● Task statement:
Copy out every line exactly, passing over the pictures.

● Records shown:
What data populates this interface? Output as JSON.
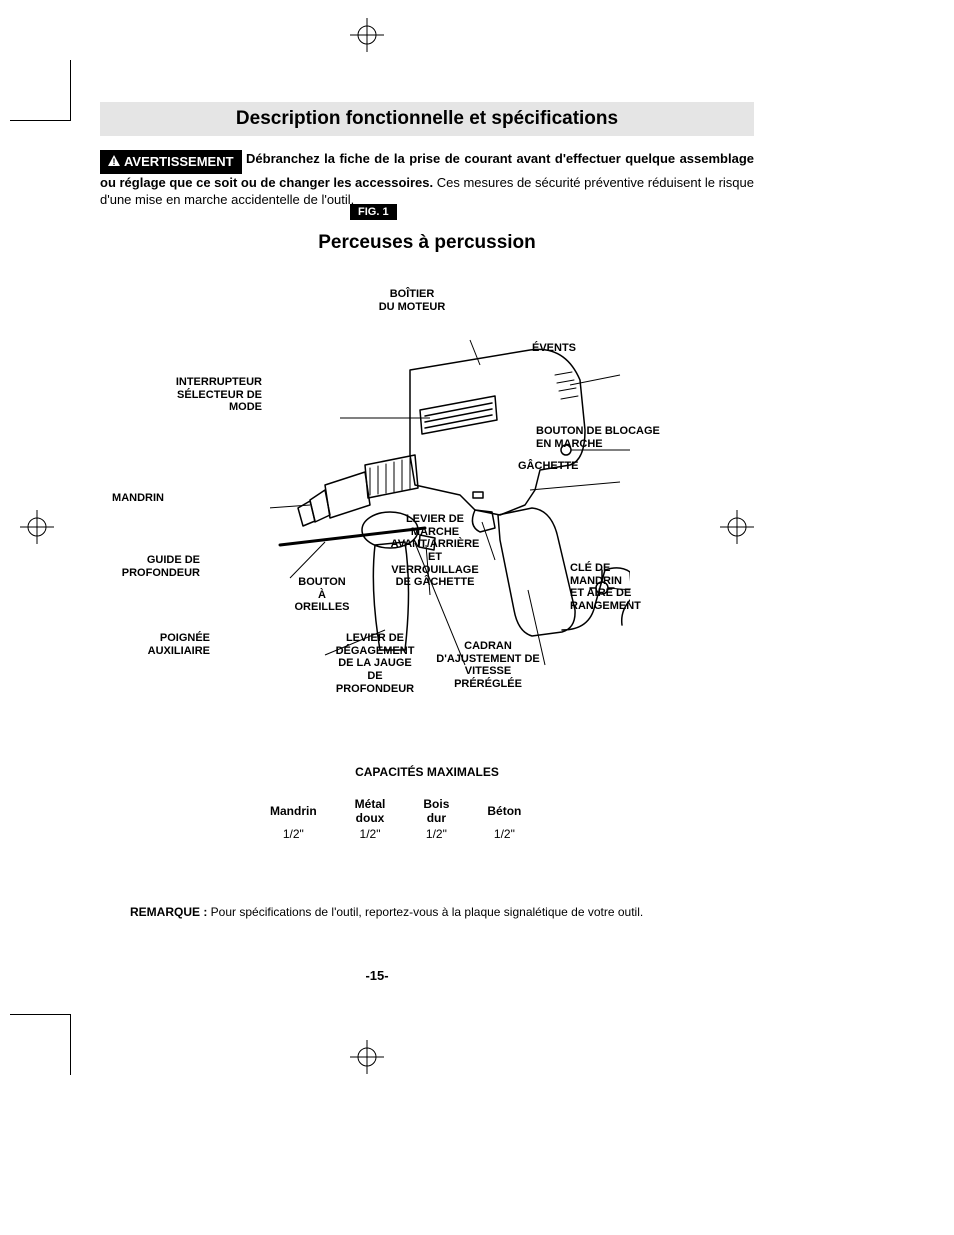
{
  "page": {
    "title": "Description fonctionnelle et spécifications",
    "fig_label": "FIG. 1",
    "subtitle": "Perceuses à percussion",
    "page_number": "-15-"
  },
  "warning": {
    "label": "AVERTISSEMENT",
    "bold_text": "Débranchez la fiche de la prise de courant avant d'effectuer quelque assemblage ou réglage que ce soit ou de changer les accessoires.",
    "body_text": " Ces mesures de sécurité préventive réduisent le risque d'une mise en marche accidentelle de l'outil."
  },
  "callouts": {
    "boitier": "BOÎTIER\nDU MOTEUR",
    "events": "ÉVENTS",
    "interrupteur": "INTERRUPTEUR\nSÉLECTEUR DE\nMODE",
    "bouton_blocage": "BOUTON DE BLOCAGE\nEN MARCHE",
    "gachette": "GÂCHETTE",
    "mandrin": "MANDRIN",
    "levier_marche": "LEVIER DE\nMARCHE\nAVANT/ARRIÈRE\nET\nVERROUILLAGE\nDE GÂCHETTE",
    "guide": "GUIDE DE\nPROFONDEUR",
    "bouton_oreilles": "BOUTON\nÀ\nOREILLES",
    "cle_mandrin": "CLÉ DE\nMANDRIN\nET AIRE DE\nRANGEMENT",
    "poignee": "POIGNÉE\nAUXILIAIRE",
    "levier_degagement": "LEVIER DE\nDÉGAGEMENT\nDE LA JAUGE\nDE\nPROFONDEUR",
    "cadran": "CADRAN\nD'AJUSTEMENT DE\nVITESSE\nPRÉRÉGLÉE"
  },
  "capacities": {
    "title": "CAPACITÉS MAXIMALES",
    "headers": [
      "Mandrin",
      "Métal\ndoux",
      "Bois\ndur",
      "Béton"
    ],
    "row": [
      "1/2\"",
      "1/2\"",
      "1/2\"",
      "1/2\""
    ]
  },
  "note": {
    "label": "REMARQUE :",
    "text": " Pour spécifications de l'outil, reportez-vous à la plaque signalétique de votre outil."
  },
  "colors": {
    "title_bg": "#e5e5e5",
    "black": "#000000",
    "white": "#ffffff"
  }
}
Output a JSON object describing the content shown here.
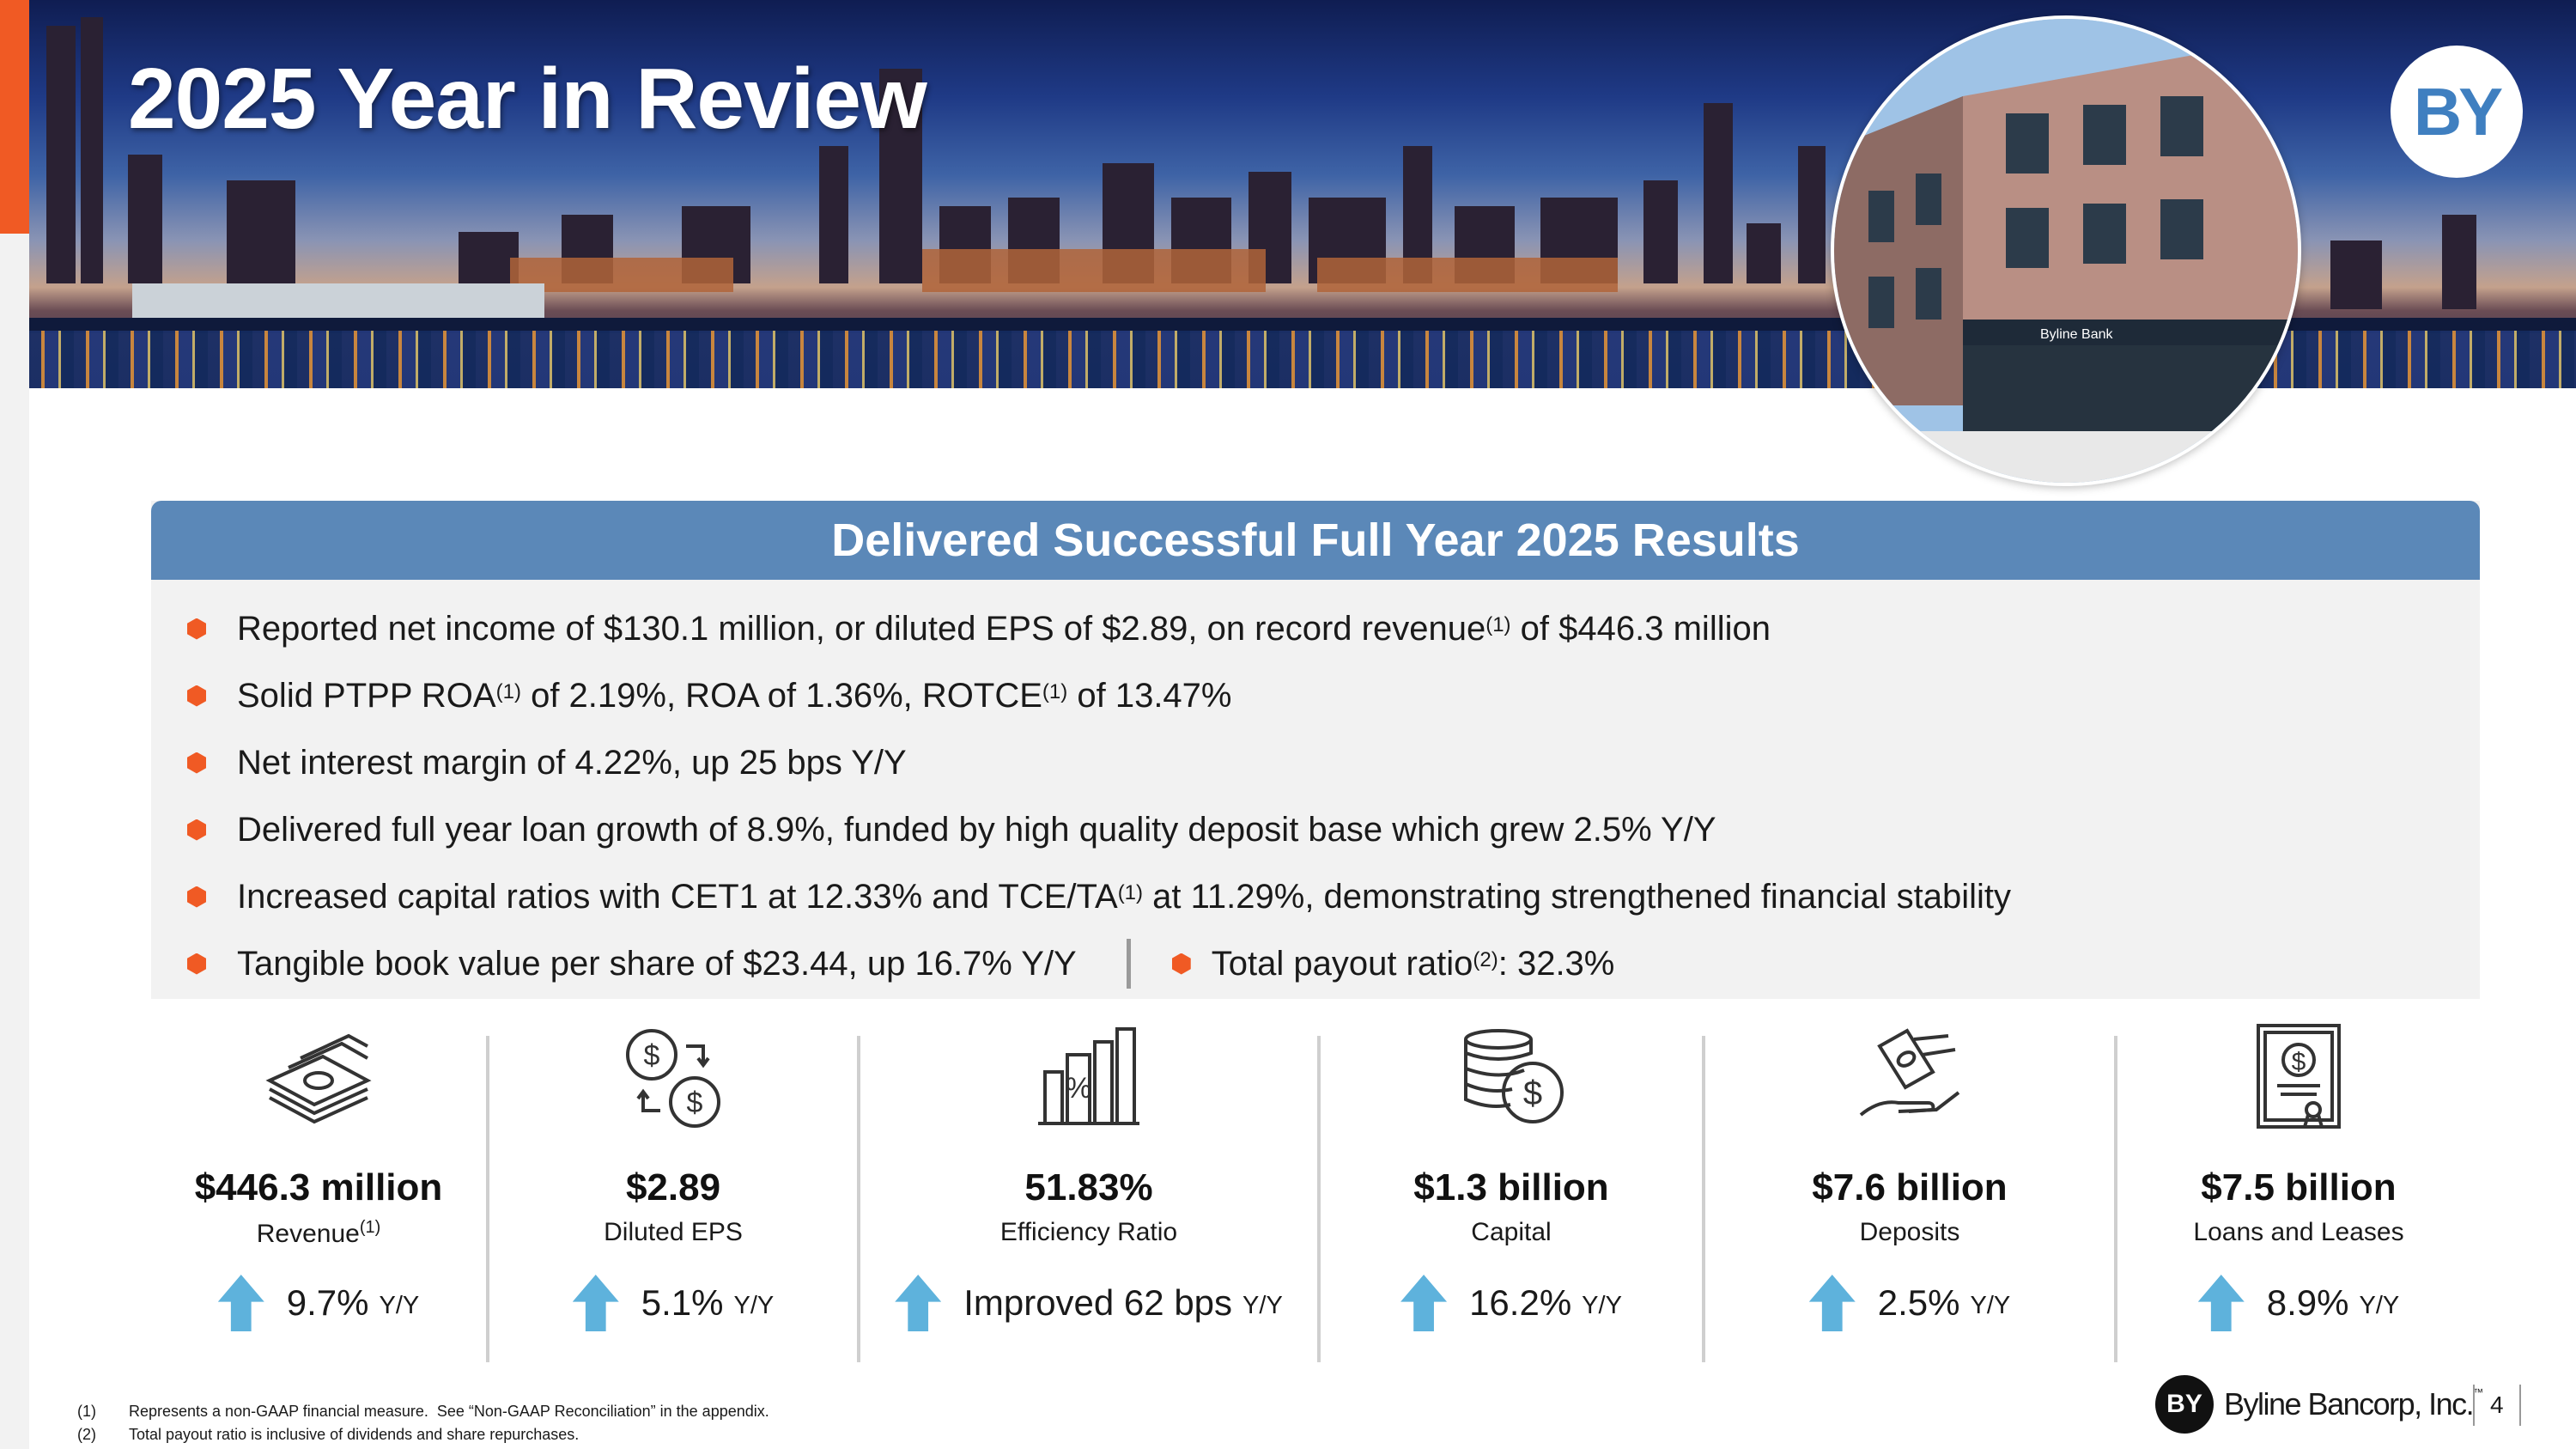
{
  "header": {
    "title": "2025 Year in Review",
    "logo_text": "BY",
    "photo_sign": "Byline Bank"
  },
  "results": {
    "heading": "Delivered Successful Full Year 2025 Results",
    "bullets": [
      {
        "before": "Reported net income of $130.1 million, or diluted EPS of $2.89, on record revenue",
        "sup": "(1)",
        "after": " of $446.3 million"
      },
      {
        "a": "Solid PTPP ROA",
        "sup1": "(1)",
        "b": " of 2.19%, ROA of 1.36%, ROTCE",
        "sup2": "(1)",
        "c": " of 13.47%"
      },
      {
        "text": "Net interest margin of 4.22%, up 25 bps Y/Y"
      },
      {
        "text": "Delivered full year loan growth of 8.9%, funded by high quality deposit base which grew 2.5% Y/Y"
      },
      {
        "before": "Increased capital ratios with CET1 at 12.33% and TCE/TA",
        "sup": "(1)",
        "after": " at 11.29%, demonstrating strengthened financial stability"
      },
      {
        "left": "Tangible book value per share of $23.44, up 16.7% Y/Y",
        "right_before": "Total payout ratio",
        "right_sup": "(2)",
        "right_after": ": 32.3%"
      }
    ]
  },
  "stats": [
    {
      "icon": "cash-stack-icon",
      "value": "$446.3 million",
      "label": "Revenue",
      "label_sup": "(1)",
      "change": "9.7%",
      "unit": "Y/Y"
    },
    {
      "icon": "dollar-exchange-icon",
      "value": "$2.89",
      "label": "Diluted EPS",
      "change": "5.1%",
      "unit": "Y/Y"
    },
    {
      "icon": "percent-chart-icon",
      "value": "51.83%",
      "label": "Efficiency Ratio",
      "change": "Improved 62 bps",
      "unit": "Y/Y"
    },
    {
      "icon": "coin-stack-icon",
      "value": "$1.3 billion",
      "label": "Capital",
      "change": "16.2%",
      "unit": "Y/Y"
    },
    {
      "icon": "hand-cash-icon",
      "value": "$7.6 billion",
      "label": "Deposits",
      "change": "2.5%",
      "unit": "Y/Y"
    },
    {
      "icon": "certificate-icon",
      "value": "$7.5 billion",
      "label": "Loans and Leases",
      "change": "8.9%",
      "unit": "Y/Y"
    }
  ],
  "footnotes": [
    {
      "num": "(1)",
      "text": "Represents a non-GAAP financial measure.  See “Non-GAAP Reconciliation” in the appendix."
    },
    {
      "num": "(2)",
      "text": "Total payout ratio is inclusive of dividends and share repurchases."
    }
  ],
  "footer": {
    "logo_mark": "BY",
    "company": "Byline Bancorp, Inc.",
    "tm": "™",
    "page": "4"
  },
  "colors": {
    "accent_orange": "#f05a24",
    "header_blue": "#5b88b8",
    "arrow_blue": "#5eb2dc",
    "panel_gray": "#f2f2f2"
  }
}
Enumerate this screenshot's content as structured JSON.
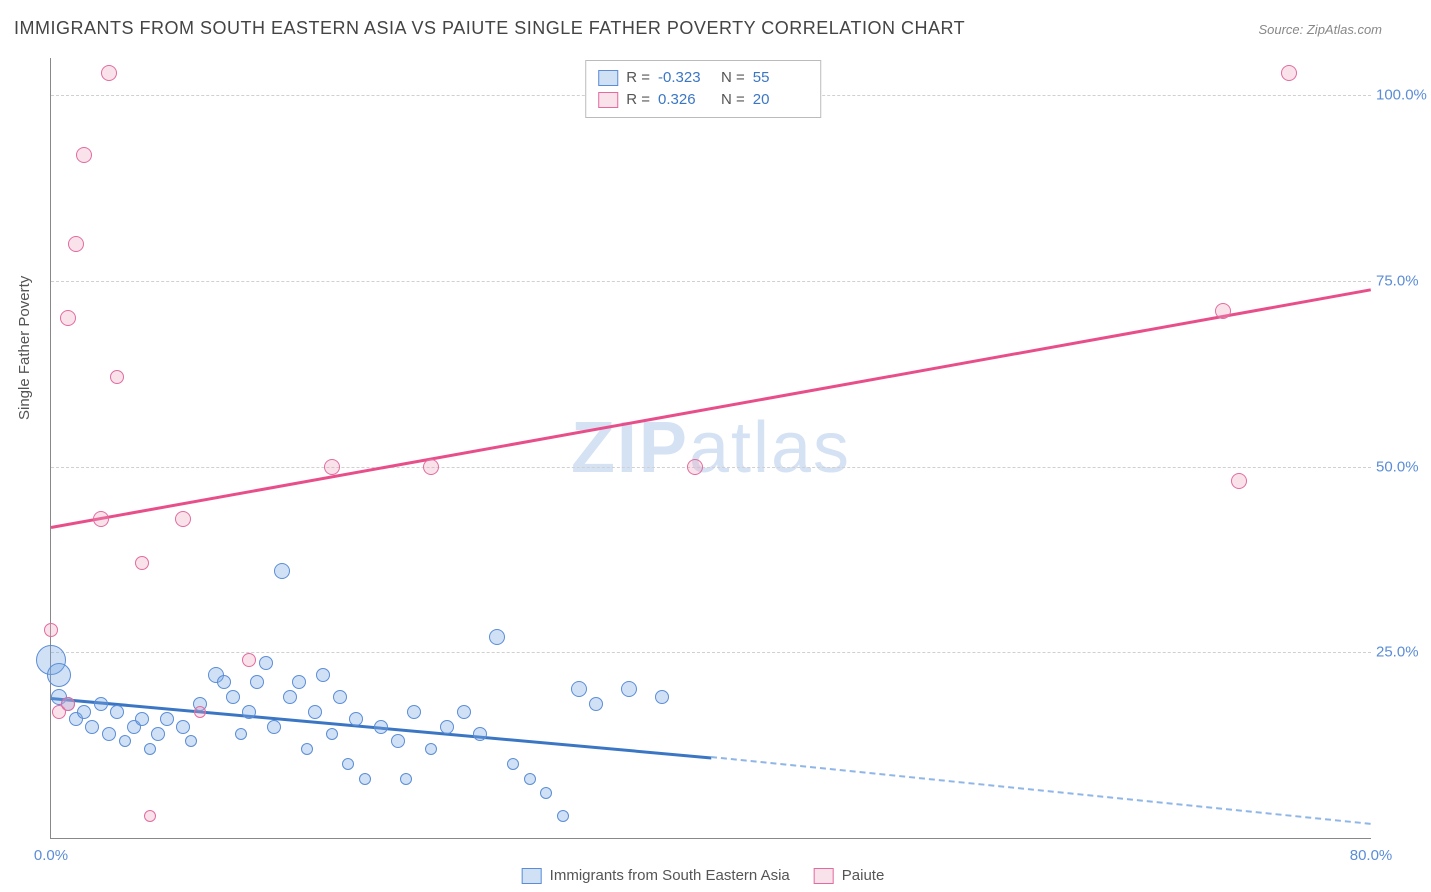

● Result of the exercise:
What data populates this interface? Output as JSON.
{
  "page": {
    "title": "Description fonctionnelle et spécifications",
    "fig_label": "FIG. 1",
    "subtitle": "Perceuses à percussion",
    "page_number": "-15-"
  },
  "warning": {
    "label": "AVERTISSEMENT",
    "bold_text": "Débranchez la fiche de la prise de courant avant d'effectuer quelque assemblage ou réglage que ce soit ou de changer les accessoires.",
    "body_text": " Ces mesures de sécurité préventive réduisent le risque d'une mise en marche accidentelle de l'outil."
  },
  "callouts": {
    "boitier": "BOÎTIER\nDU MOTEUR",
    "events": "ÉVENTS",
    "interrupteur": "INTERRUPTEUR\nSÉLECTEUR DE\nMODE",
    "bouton_blocage": "BOUTON DE BLOCAGE\nEN MARCHE",
    "gachette": "GÂCHETTE",
    "mandrin": "MANDRIN",
    "levier_marche": "LEVIER DE\nMARCHE\nAVANT/ARRIÈRE\nET\nVERROUILLAGE\nDE GÂCHETTE",
    "guide": "GUIDE DE\nPROFONDEUR",
    "bouton_oreilles": "BOUTON\nÀ\nOREILLES",
    "cle_mandrin": "CLÉ DE\nMANDRIN\nET AIRE DE\nRANGEMENT",
    "poignee": "POIGNÉE\nAUXILIAIRE",
    "levier_degagement": "LEVIER DE\nDÉGAGEMENT\nDE LA JAUGE\nDE\nPROFONDEUR",
    "cadran": "CADRAN\nD'AJUSTEMENT DE\nVITESSE\nPRÉRÉGLÉE"
  },
  "capacities": {
    "title": "CAPACITÉS MAXIMALES",
    "headers": [
      "Mandrin",
      "Métal\ndoux",
      "Bois\ndur",
      "Béton"
    ],
    "row": [
      "1/2\"",
      "1/2\"",
      "1/2\"",
      "1/2\""
    ]
  },
  "note": {
    "label": "REMARQUE :",
    "text": " Pour spécifications de l'outil, reportez-vous à la plaque signalétique de votre outil."
  },
  "colors": {
    "title_bg": "#e5e5e5",
    "black": "#000000",
    "white": "#ffffff"
  }
}
Output a JSON object describing the content shown here.
{
  "header": {
    "title": "2025 Year in Review",
    "logo_text": "BY",
    "photo_sign": "Byline Bank"
  },
  "results": {
    "heading": "Delivered Successful Full Year 2025 Results",
    "bullets": [
      {
        "before": "Reported net income of $130.1 million, or diluted EPS of $2.89, on record revenue",
        "sup": "(1)",
        "after": " of $446.3 million"
      },
      {
        "a": "Solid PTPP ROA",
        "sup1": "(1)",
        "b": " of 2.19%, ROA of 1.36%, ROTCE",
        "sup2": "(1)",
        "c": " of 13.47%"
      },
      {
        "text": "Net interest margin of 4.22%, up 25 bps Y/Y"
      },
      {
        "text": "Delivered full year loan growth of 8.9%, funded by high quality deposit base which grew 2.5% Y/Y"
      },
      {
        "before": "Increased capital ratios with CET1 at 12.33% and TCE/TA",
        "sup": "(1)",
        "after": " at 11.29%, demonstrating strengthened financial stability"
      },
      {
        "left": "Tangible book value per share of $23.44, up 16.7% Y/Y",
        "right_before": "Total payout ratio",
        "right_sup": "(2)",
        "right_after": ": 32.3%"
      }
    ]
  },
  "stats": [
    {
      "icon": "cash-stack-icon",
      "value": "$446.3 million",
      "label": "Revenue",
      "label_sup": "(1)",
      "change": "9.7%",
      "unit": "Y/Y"
    },
    {
      "icon": "dollar-exchange-icon",
      "value": "$2.89",
      "label": "Diluted EPS",
      "change": "5.1%",
      "unit": "Y/Y"
    },
    {
      "icon": "percent-chart-icon",
      "value": "51.83%",
      "label": "Efficiency Ratio",
      "change": "Improved 62 bps",
      "unit": "Y/Y"
    },
    {
      "icon": "coin-stack-icon",
      "value": "$1.3 billion",
      "label": "Capital",
      "change": "16.2%",
      "unit": "Y/Y"
    },
    {
      "icon": "hand-cash-icon",
      "value": "$7.6 billion",
      "label": "Deposits",
      "change": "2.5%",
      "unit": "Y/Y"
    },
    {
      "icon": "certificate-icon",
      "value": "$7.5 billion",
      "label": "Loans and Leases",
      "change": "8.9%",
      "unit": "Y/Y"
    }
  ],
  "footnotes": [
    {
      "num": "(1)",
      "text": "Represents a non-GAAP financial measure.  See “Non-GAAP Reconciliation” in the appendix."
    },
    {
      "num": "(2)",
      "text": "Total payout ratio is inclusive of dividends and share repurchases."
    }
  ],
  "footer": {
    "logo_mark": "BY",
    "company": "Byline Bancorp, Inc.",
    "tm": "™",
    "page": "4"
  },
  "colors": {
    "accent_orange": "#f05a24",
    "header_blue": "#5b88b8",
    "arrow_blue": "#5eb2dc",
    "panel_gray": "#f2f2f2"
  }
}
Enumerate this screenshot's content as structured JSON.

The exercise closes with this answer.